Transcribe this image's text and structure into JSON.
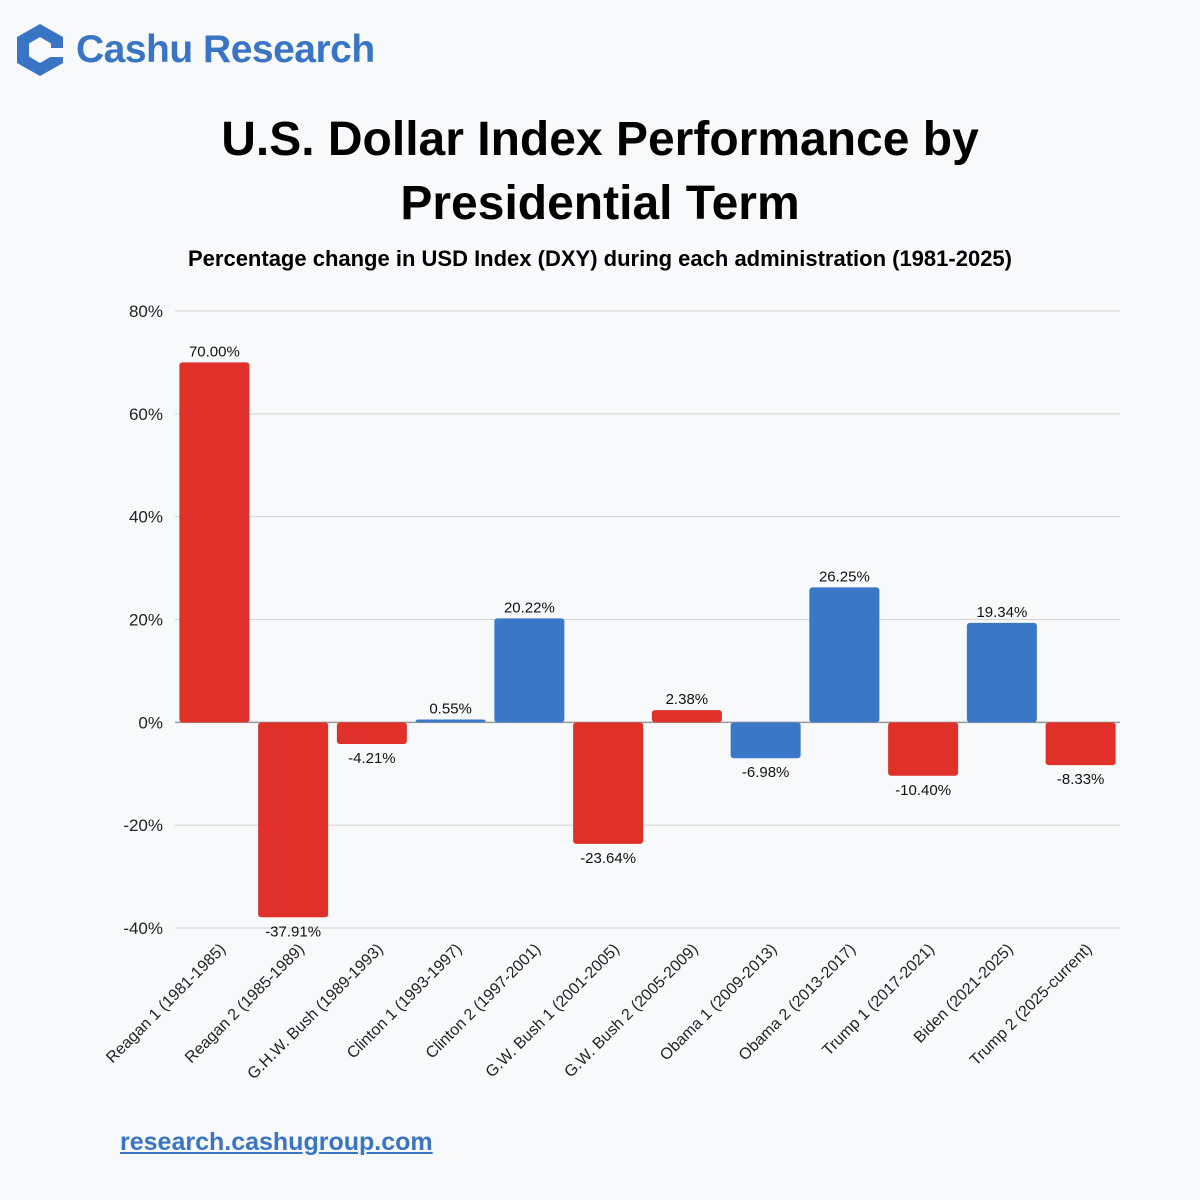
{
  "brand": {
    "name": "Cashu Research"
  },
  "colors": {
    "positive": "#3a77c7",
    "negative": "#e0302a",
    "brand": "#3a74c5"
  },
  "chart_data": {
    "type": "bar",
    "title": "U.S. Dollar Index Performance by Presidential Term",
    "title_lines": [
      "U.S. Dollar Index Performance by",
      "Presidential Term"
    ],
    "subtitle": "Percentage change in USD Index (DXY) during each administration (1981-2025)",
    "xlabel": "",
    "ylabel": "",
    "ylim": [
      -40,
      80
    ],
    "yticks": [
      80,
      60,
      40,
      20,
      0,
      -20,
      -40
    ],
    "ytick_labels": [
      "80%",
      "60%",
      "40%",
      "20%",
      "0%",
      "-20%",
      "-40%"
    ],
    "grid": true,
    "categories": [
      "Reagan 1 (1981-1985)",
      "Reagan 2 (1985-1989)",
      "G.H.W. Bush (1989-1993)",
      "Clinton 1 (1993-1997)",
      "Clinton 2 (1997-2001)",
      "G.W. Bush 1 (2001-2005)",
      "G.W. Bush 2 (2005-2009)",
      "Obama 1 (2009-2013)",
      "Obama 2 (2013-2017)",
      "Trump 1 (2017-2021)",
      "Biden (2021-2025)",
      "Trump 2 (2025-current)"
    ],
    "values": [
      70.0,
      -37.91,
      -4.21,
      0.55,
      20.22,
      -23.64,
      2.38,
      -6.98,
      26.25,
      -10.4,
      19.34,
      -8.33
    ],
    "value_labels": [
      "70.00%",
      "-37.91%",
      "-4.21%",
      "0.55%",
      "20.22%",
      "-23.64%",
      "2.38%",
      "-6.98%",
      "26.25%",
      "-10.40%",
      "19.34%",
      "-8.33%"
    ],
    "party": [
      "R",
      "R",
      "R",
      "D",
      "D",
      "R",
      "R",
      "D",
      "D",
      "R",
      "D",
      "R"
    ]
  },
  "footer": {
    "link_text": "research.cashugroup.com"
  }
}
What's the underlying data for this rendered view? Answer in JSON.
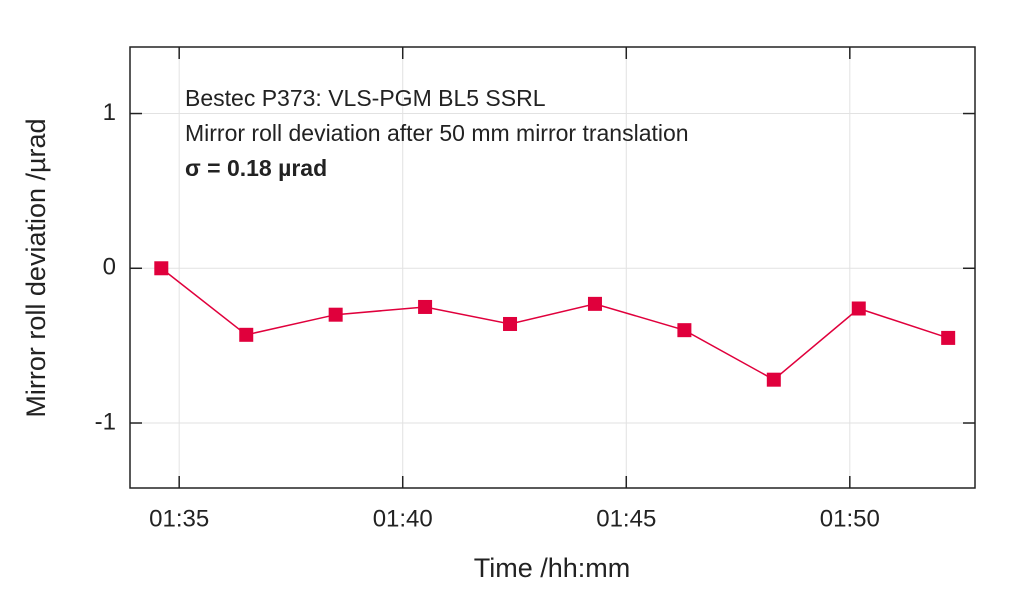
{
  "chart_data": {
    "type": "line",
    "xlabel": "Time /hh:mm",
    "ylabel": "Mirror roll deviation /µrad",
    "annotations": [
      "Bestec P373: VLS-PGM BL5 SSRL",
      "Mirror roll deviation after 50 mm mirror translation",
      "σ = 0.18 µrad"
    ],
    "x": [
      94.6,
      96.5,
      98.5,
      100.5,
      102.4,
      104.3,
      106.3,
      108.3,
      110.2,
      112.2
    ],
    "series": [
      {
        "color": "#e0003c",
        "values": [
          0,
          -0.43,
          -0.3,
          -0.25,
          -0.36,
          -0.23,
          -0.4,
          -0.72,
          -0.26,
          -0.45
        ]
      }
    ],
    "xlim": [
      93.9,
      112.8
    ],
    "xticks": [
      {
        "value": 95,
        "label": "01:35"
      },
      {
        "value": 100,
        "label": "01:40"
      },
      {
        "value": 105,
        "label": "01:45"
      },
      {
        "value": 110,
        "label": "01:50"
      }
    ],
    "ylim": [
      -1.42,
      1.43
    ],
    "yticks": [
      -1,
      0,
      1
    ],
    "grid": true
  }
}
++++++
Retype each entry precisely. Skip images entirely.

Transcribe this image's text and structure into JSON.
{
  "brand": {
    "name": "Cashu Research"
  },
  "colors": {
    "positive": "#3a77c7",
    "negative": "#e0302a",
    "brand": "#3a74c5"
  },
  "chart_data": {
    "type": "bar",
    "title": "U.S. Dollar Index Performance by Presidential Term",
    "title_lines": [
      "U.S. Dollar Index Performance by",
      "Presidential Term"
    ],
    "subtitle": "Percentage change in USD Index (DXY) during each administration (1981-2025)",
    "xlabel": "",
    "ylabel": "",
    "ylim": [
      -40,
      80
    ],
    "yticks": [
      80,
      60,
      40,
      20,
      0,
      -20,
      -40
    ],
    "ytick_labels": [
      "80%",
      "60%",
      "40%",
      "20%",
      "0%",
      "-20%",
      "-40%"
    ],
    "grid": true,
    "categories": [
      "Reagan 1 (1981-1985)",
      "Reagan 2 (1985-1989)",
      "G.H.W. Bush (1989-1993)",
      "Clinton 1 (1993-1997)",
      "Clinton 2 (1997-2001)",
      "G.W. Bush 1 (2001-2005)",
      "G.W. Bush 2 (2005-2009)",
      "Obama 1 (2009-2013)",
      "Obama 2 (2013-2017)",
      "Trump 1 (2017-2021)",
      "Biden (2021-2025)",
      "Trump 2 (2025-current)"
    ],
    "values": [
      70.0,
      -37.91,
      -4.21,
      0.55,
      20.22,
      -23.64,
      2.38,
      -6.98,
      26.25,
      -10.4,
      19.34,
      -8.33
    ],
    "value_labels": [
      "70.00%",
      "-37.91%",
      "-4.21%",
      "0.55%",
      "20.22%",
      "-23.64%",
      "2.38%",
      "-6.98%",
      "26.25%",
      "-10.40%",
      "19.34%",
      "-8.33%"
    ],
    "party": [
      "R",
      "R",
      "R",
      "D",
      "D",
      "R",
      "R",
      "D",
      "D",
      "R",
      "D",
      "R"
    ]
  },
  "footer": {
    "link_text": "research.cashugroup.com"
  }
}
What's the underlying data for this rendered view? Answer in JSON.
{
  "chart_data": {
    "type": "line",
    "xlabel": "Time /hh:mm",
    "ylabel": "Mirror roll deviation /µrad",
    "annotations": [
      "Bestec P373: VLS-PGM BL5 SSRL",
      "Mirror roll deviation after 50 mm mirror translation",
      "σ = 0.18 µrad"
    ],
    "x": [
      94.6,
      96.5,
      98.5,
      100.5,
      102.4,
      104.3,
      106.3,
      108.3,
      110.2,
      112.2
    ],
    "series": [
      {
        "color": "#e0003c",
        "values": [
          0,
          -0.43,
          -0.3,
          -0.25,
          -0.36,
          -0.23,
          -0.4,
          -0.72,
          -0.26,
          -0.45
        ]
      }
    ],
    "xlim": [
      93.9,
      112.8
    ],
    "xticks": [
      {
        "value": 95,
        "label": "01:35"
      },
      {
        "value": 100,
        "label": "01:40"
      },
      {
        "value": 105,
        "label": "01:45"
      },
      {
        "value": 110,
        "label": "01:50"
      }
    ],
    "ylim": [
      -1.42,
      1.43
    ],
    "yticks": [
      -1,
      0,
      1
    ],
    "grid": true
  }
}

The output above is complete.